## Begin

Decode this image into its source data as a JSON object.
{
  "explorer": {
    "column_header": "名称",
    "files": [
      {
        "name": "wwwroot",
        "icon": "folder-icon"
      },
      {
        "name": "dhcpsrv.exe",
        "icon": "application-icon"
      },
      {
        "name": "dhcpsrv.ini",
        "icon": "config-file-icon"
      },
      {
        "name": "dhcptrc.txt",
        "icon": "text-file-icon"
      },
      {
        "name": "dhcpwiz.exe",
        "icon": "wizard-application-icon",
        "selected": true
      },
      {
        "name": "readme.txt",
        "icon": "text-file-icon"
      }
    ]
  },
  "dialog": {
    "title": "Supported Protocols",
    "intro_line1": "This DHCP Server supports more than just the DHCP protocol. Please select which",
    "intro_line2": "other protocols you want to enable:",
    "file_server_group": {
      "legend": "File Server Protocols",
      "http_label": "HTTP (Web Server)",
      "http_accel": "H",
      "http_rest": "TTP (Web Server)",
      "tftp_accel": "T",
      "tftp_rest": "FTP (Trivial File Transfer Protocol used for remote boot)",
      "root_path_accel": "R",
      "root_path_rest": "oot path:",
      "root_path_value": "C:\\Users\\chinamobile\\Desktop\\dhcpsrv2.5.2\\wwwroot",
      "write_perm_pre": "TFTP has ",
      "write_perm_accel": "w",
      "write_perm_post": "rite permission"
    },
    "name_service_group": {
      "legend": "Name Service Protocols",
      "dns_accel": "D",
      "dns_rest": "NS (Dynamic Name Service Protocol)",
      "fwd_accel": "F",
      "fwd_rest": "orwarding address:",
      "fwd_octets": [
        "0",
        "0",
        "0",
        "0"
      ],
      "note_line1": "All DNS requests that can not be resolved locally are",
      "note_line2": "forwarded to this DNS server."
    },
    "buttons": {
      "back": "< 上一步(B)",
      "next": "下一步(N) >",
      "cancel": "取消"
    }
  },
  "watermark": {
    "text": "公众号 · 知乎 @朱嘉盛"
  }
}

## End

- [To do]: All of the entries must be written out exactly as they stand.

- [Final result]:
Decode this image into its source data as a JSON object.
{
  "explorer": {
    "column_header": "名称",
    "files": [
      {
        "name": "wwwroot",
        "icon": "folder-icon"
      },
      {
        "name": "dhcpsrv.exe",
        "icon": "application-icon"
      },
      {
        "name": "dhcpsrv.ini",
        "icon": "config-file-icon"
      },
      {
        "name": "dhcptrc.txt",
        "icon": "text-file-icon"
      },
      {
        "name": "dhcpwiz.exe",
        "icon": "wizard-application-icon",
        "selected": true
      },
      {
        "name": "readme.txt",
        "icon": "text-file-icon"
      }
    ]
  },
  "dialog": {
    "title": "Supported Protocols",
    "intro_line1": "This DHCP Server supports more than just the DHCP protocol. Please select which",
    "intro_line2": "other protocols you want to enable:",
    "file_server_group": {
      "legend": "File Server Protocols",
      "http_label": "HTTP (Web Server)",
      "http_accel": "H",
      "http_rest": "TTP (Web Server)",
      "tftp_accel": "T",
      "tftp_rest": "FTP (Trivial File Transfer Protocol used for remote boot)",
      "root_path_accel": "R",
      "root_path_rest": "oot path:",
      "root_path_value": "C:\\Users\\chinamobile\\Desktop\\dhcpsrv2.5.2\\wwwroot",
      "write_perm_pre": "TFTP has ",
      "write_perm_accel": "w",
      "write_perm_post": "rite permission"
    },
    "name_service_group": {
      "legend": "Name Service Protocols",
      "dns_accel": "D",
      "dns_rest": "NS (Dynamic Name Service Protocol)",
      "fwd_accel": "F",
      "fwd_rest": "orwarding address:",
      "fwd_octets": [
        "0",
        "0",
        "0",
        "0"
      ],
      "note_line1": "All DNS requests that can not be resolved locally are",
      "note_line2": "forwarded to this DNS server."
    },
    "buttons": {
      "back": "< 上一步(B)",
      "next": "下一步(N) >",
      "cancel": "取消"
    }
  },
  "watermark": {
    "text": "公众号 · 知乎 @朱嘉盛"
  }
}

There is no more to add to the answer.